### Work to do
Your task is to filter the data below down to the lines holding "visits".

[Stored data entries]
● ● ● ●

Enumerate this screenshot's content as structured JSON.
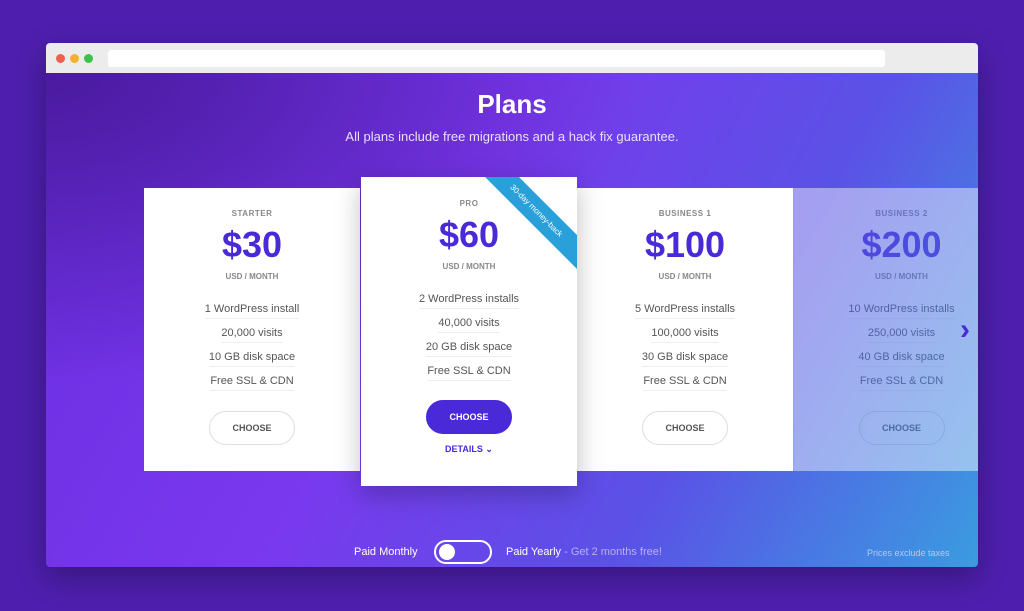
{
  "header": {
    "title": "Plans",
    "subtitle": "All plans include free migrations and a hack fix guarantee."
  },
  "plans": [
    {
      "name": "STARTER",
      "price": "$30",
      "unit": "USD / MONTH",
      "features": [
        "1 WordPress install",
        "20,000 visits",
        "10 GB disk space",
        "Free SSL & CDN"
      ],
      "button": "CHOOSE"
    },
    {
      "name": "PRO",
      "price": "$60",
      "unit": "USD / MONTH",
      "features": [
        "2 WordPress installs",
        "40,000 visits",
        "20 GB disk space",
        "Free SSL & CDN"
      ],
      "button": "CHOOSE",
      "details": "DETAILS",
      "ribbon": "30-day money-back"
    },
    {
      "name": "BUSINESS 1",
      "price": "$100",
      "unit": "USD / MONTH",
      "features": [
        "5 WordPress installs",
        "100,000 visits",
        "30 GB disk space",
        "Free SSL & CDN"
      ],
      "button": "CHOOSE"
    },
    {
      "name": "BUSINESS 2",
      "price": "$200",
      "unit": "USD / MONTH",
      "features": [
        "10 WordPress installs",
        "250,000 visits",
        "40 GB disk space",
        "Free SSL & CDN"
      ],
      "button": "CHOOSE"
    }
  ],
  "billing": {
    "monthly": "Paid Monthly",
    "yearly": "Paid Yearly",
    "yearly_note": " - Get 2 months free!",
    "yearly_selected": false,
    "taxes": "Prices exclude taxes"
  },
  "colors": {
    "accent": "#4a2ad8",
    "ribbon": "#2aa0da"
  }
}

● ● ● ●

### Written response
        "20,000 visits",
        "40,000 visits",
        "100,000 visits",
        "250,000 visits",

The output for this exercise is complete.